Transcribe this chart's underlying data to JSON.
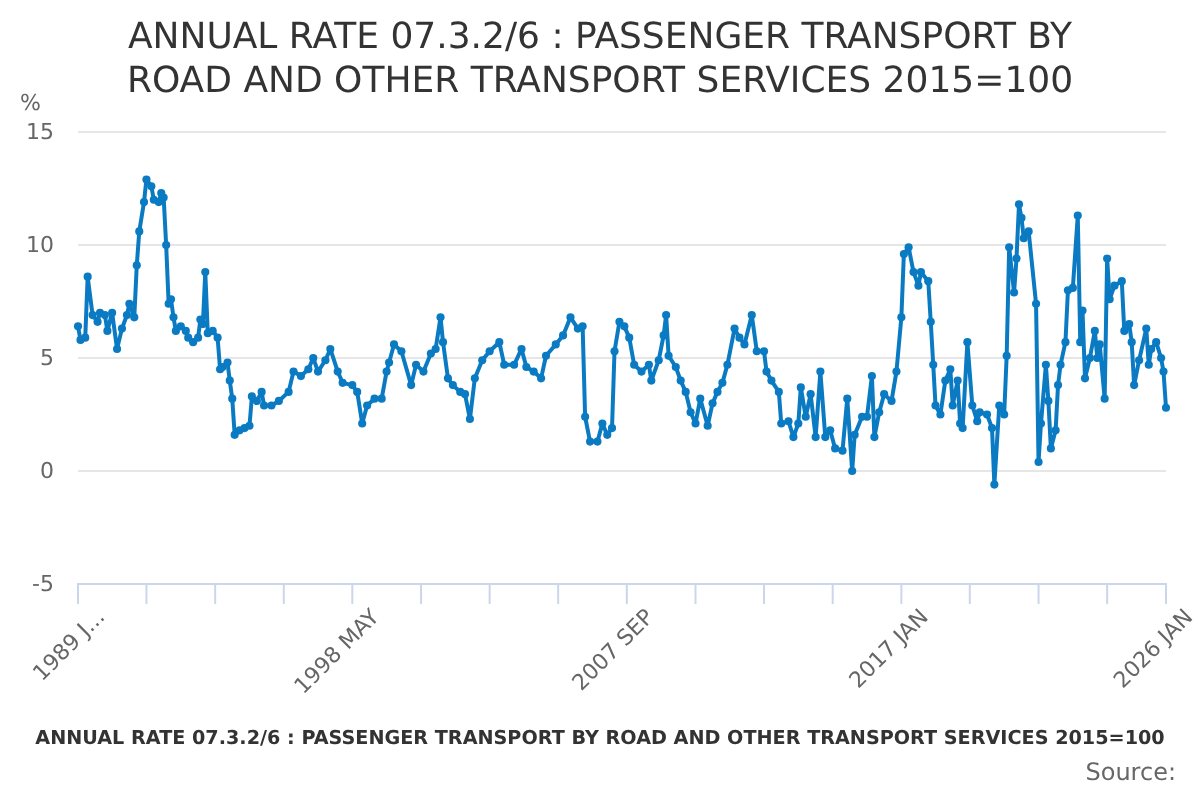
{
  "chart_data": {
    "type": "line",
    "title": "ANNUAL RATE 07.3.2/6 : PASSENGER TRANSPORT BY ROAD AND OTHER TRANSPORT SERVICES 2015=100",
    "ylabel": "%",
    "annotations": [
      "ANNUAL RATE 07.3.2/6 : PASSENGER TRANSPORT BY ROAD AND OTHER TRANSPORT SERVICES 2015=100",
      "Source:"
    ],
    "ylim": [
      -5,
      15
    ],
    "yticks": [
      -5,
      0,
      5,
      10,
      15
    ],
    "xlim": [
      "1989-01",
      "2026-01"
    ],
    "xticks": [
      {
        "value": "1989-01",
        "label": "1989 J..."
      },
      {
        "value": "1991-05",
        "label": null
      },
      {
        "value": "1993-09",
        "label": null
      },
      {
        "value": "1996-01",
        "label": null
      },
      {
        "value": "1998-05",
        "label": "1998 MAY"
      },
      {
        "value": "2000-09",
        "label": null
      },
      {
        "value": "2003-01",
        "label": null
      },
      {
        "value": "2005-05",
        "label": null
      },
      {
        "value": "2007-09",
        "label": "2007 SEP"
      },
      {
        "value": "2010-01",
        "label": null
      },
      {
        "value": "2012-05",
        "label": null
      },
      {
        "value": "2014-09",
        "label": null
      },
      {
        "value": "2017-01",
        "label": "2017 JAN"
      },
      {
        "value": "2019-05",
        "label": null
      },
      {
        "value": "2021-09",
        "label": null
      },
      {
        "value": "2024-01",
        "label": null
      },
      {
        "value": "2026-01",
        "label": "2026 JAN"
      }
    ],
    "grid": "y",
    "marker": "circle",
    "line_style": "solid",
    "series": [
      {
        "color": "#0a7bc2",
        "x": [
          "1989-01",
          "1989-02",
          "1989-04",
          "1989-05",
          "1989-07",
          "1989-09",
          "1989-10",
          "1989-12",
          "1990-01",
          "1990-03",
          "1990-05",
          "1990-07",
          "1990-09",
          "1990-10",
          "1990-12",
          "1991-01",
          "1991-02",
          "1991-04",
          "1991-05",
          "1991-07",
          "1991-08",
          "1991-10",
          "1991-11",
          "1991-12",
          "1992-01",
          "1992-02",
          "1992-03",
          "1992-04",
          "1992-05",
          "1992-07",
          "1992-09",
          "1992-10",
          "1992-12",
          "1993-02",
          "1993-03",
          "1993-04",
          "1993-05",
          "1993-06",
          "1993-08",
          "1993-10",
          "1993-11",
          "1993-12",
          "1994-02",
          "1994-03",
          "1994-04",
          "1994-05",
          "1994-07",
          "1994-09",
          "1994-11",
          "1994-12",
          "1995-02",
          "1995-04",
          "1995-05",
          "1995-08",
          "1995-11",
          "1996-03",
          "1996-05",
          "1996-08",
          "1996-11",
          "1997-01",
          "1997-03",
          "1997-06",
          "1997-08",
          "1997-11",
          "1998-01",
          "1998-05",
          "1998-07",
          "1998-09",
          "1998-11",
          "1999-02",
          "1999-05",
          "1999-07",
          "1999-08",
          "1999-10",
          "2000-01",
          "2000-05",
          "2000-07",
          "2000-10",
          "2001-01",
          "2001-03",
          "2001-05",
          "2001-06",
          "2001-08",
          "2001-10",
          "2002-01",
          "2002-03",
          "2002-05",
          "2002-07",
          "2002-10",
          "2003-01",
          "2003-05",
          "2003-07",
          "2003-11",
          "2004-02",
          "2004-04",
          "2004-07",
          "2004-10",
          "2004-12",
          "2005-04",
          "2005-07",
          "2005-10",
          "2006-01",
          "2006-03",
          "2006-04",
          "2006-06",
          "2006-09",
          "2006-11",
          "2007-01",
          "2007-03",
          "2007-04",
          "2007-06",
          "2007-08",
          "2007-10",
          "2007-12",
          "2008-03",
          "2008-06",
          "2008-07",
          "2008-10",
          "2008-12",
          "2009-01",
          "2009-02",
          "2009-05",
          "2009-07",
          "2009-09",
          "2009-11",
          "2010-01",
          "2010-03",
          "2010-06",
          "2010-08",
          "2010-10",
          "2010-12",
          "2011-02",
          "2011-05",
          "2011-07",
          "2011-09",
          "2011-12",
          "2012-02",
          "2012-05",
          "2012-06",
          "2012-08",
          "2012-11",
          "2012-12",
          "2013-03",
          "2013-05",
          "2013-07",
          "2013-08",
          "2013-10",
          "2013-12",
          "2014-02",
          "2014-04",
          "2014-06",
          "2014-08",
          "2014-10",
          "2015-01",
          "2015-03",
          "2015-05",
          "2015-06",
          "2015-09",
          "2015-11",
          "2016-01",
          "2016-02",
          "2016-04",
          "2016-06",
          "2016-09",
          "2016-11",
          "2017-01",
          "2017-02",
          "2017-04",
          "2017-06",
          "2017-08",
          "2017-09",
          "2017-12",
          "2018-01",
          "2018-02",
          "2018-03",
          "2018-05",
          "2018-07",
          "2018-09",
          "2018-10",
          "2018-12",
          "2019-01",
          "2019-02",
          "2019-04",
          "2019-06",
          "2019-08",
          "2019-09",
          "2019-12",
          "2020-02",
          "2020-03",
          "2020-05",
          "2020-07",
          "2020-08",
          "2020-09",
          "2020-11",
          "2020-12",
          "2021-01",
          "2021-02",
          "2021-03",
          "2021-05",
          "2021-08",
          "2021-09",
          "2021-10",
          "2021-12",
          "2022-01",
          "2022-02",
          "2022-04",
          "2022-05",
          "2022-06",
          "2022-08",
          "2022-09",
          "2022-11",
          "2023-01",
          "2023-02",
          "2023-03",
          "2023-04",
          "2023-06",
          "2023-08",
          "2023-09",
          "2023-10",
          "2023-12",
          "2024-01",
          "2024-02",
          "2024-04",
          "2024-07",
          "2024-08",
          "2024-10",
          "2024-11",
          "2024-12",
          "2025-02",
          "2025-05",
          "2025-06",
          "2025-07",
          "2025-09",
          "2025-11",
          "2025-12",
          "2026-01"
        ],
        "values": [
          6.4,
          5.8,
          5.9,
          8.6,
          6.9,
          6.6,
          7.0,
          6.9,
          6.2,
          7.0,
          5.4,
          6.3,
          6.9,
          7.4,
          6.8,
          9.1,
          10.6,
          11.9,
          12.9,
          12.6,
          12.0,
          11.9,
          12.3,
          12.1,
          10.0,
          7.4,
          7.6,
          6.8,
          6.2,
          6.4,
          6.2,
          5.9,
          5.7,
          5.9,
          6.7,
          6.5,
          8.8,
          6.1,
          6.2,
          5.9,
          4.5,
          4.6,
          4.8,
          4.0,
          3.2,
          1.6,
          1.8,
          1.9,
          2.0,
          3.3,
          3.1,
          3.5,
          2.9,
          2.9,
          3.1,
          3.5,
          4.4,
          4.2,
          4.5,
          5.0,
          4.4,
          4.9,
          5.4,
          4.4,
          3.9,
          3.8,
          3.5,
          2.1,
          2.9,
          3.2,
          3.2,
          4.4,
          4.8,
          5.6,
          5.3,
          3.8,
          4.7,
          4.4,
          5.2,
          5.4,
          6.8,
          5.7,
          4.1,
          3.8,
          3.5,
          3.4,
          2.3,
          4.1,
          4.9,
          5.3,
          5.7,
          4.7,
          4.7,
          5.4,
          4.6,
          4.4,
          4.1,
          5.1,
          5.6,
          6.0,
          6.8,
          6.3,
          6.4,
          2.4,
          1.3,
          1.3,
          2.1,
          1.6,
          1.9,
          5.3,
          6.6,
          6.4,
          5.9,
          4.7,
          4.4,
          4.7,
          4.0,
          4.9,
          6.0,
          6.9,
          5.1,
          4.6,
          4.0,
          3.5,
          2.6,
          2.1,
          3.2,
          2.0,
          3.0,
          3.5,
          3.9,
          4.7,
          6.3,
          5.9,
          5.6,
          6.9,
          5.3,
          5.3,
          4.4,
          4.0,
          3.5,
          2.1,
          2.2,
          1.5,
          2.1,
          3.7,
          2.4,
          3.4,
          1.5,
          4.4,
          1.5,
          1.8,
          1.0,
          0.9,
          3.2,
          0.0,
          1.6,
          2.4,
          2.4,
          4.2,
          1.5,
          2.6,
          3.4,
          3.1,
          4.4,
          6.8,
          9.6,
          9.9,
          8.8,
          8.2,
          8.8,
          8.4,
          6.6,
          4.7,
          2.9,
          2.5,
          4.0,
          4.5,
          2.9,
          4.0,
          2.1,
          1.9,
          5.7,
          2.9,
          2.2,
          2.6,
          2.5,
          1.9,
          -0.6,
          2.9,
          2.5,
          5.1,
          9.9,
          7.9,
          9.4,
          11.8,
          11.2,
          10.3,
          10.6,
          7.4,
          0.4,
          2.1,
          4.7,
          3.1,
          1.0,
          1.8,
          3.8,
          4.7,
          5.7,
          8.0,
          8.1,
          11.3,
          5.7,
          7.1,
          4.1,
          5.0,
          6.2,
          5.0,
          5.6,
          3.2,
          9.4,
          7.6,
          8.2,
          8.4,
          6.2,
          6.5,
          5.7,
          3.8,
          4.9,
          6.3,
          4.7,
          5.4,
          5.7,
          5.0,
          4.4,
          2.8
        ]
      }
    ]
  }
}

■ ■ ■

**Written exercise**
Please list every line of the records that contains "RATE".

**Response**
    "title": "ANNUAL RATE 07.3.2/6 : PASSENGER TRANSPORT BY ROAD AND OTHER TRANSPORT SERVICES 2015=100",
      "ANNUAL RATE 07.3.2/6 : PASSENGER TRANSPORT BY ROAD AND OTHER TRANSPORT SERVICES 2015=100",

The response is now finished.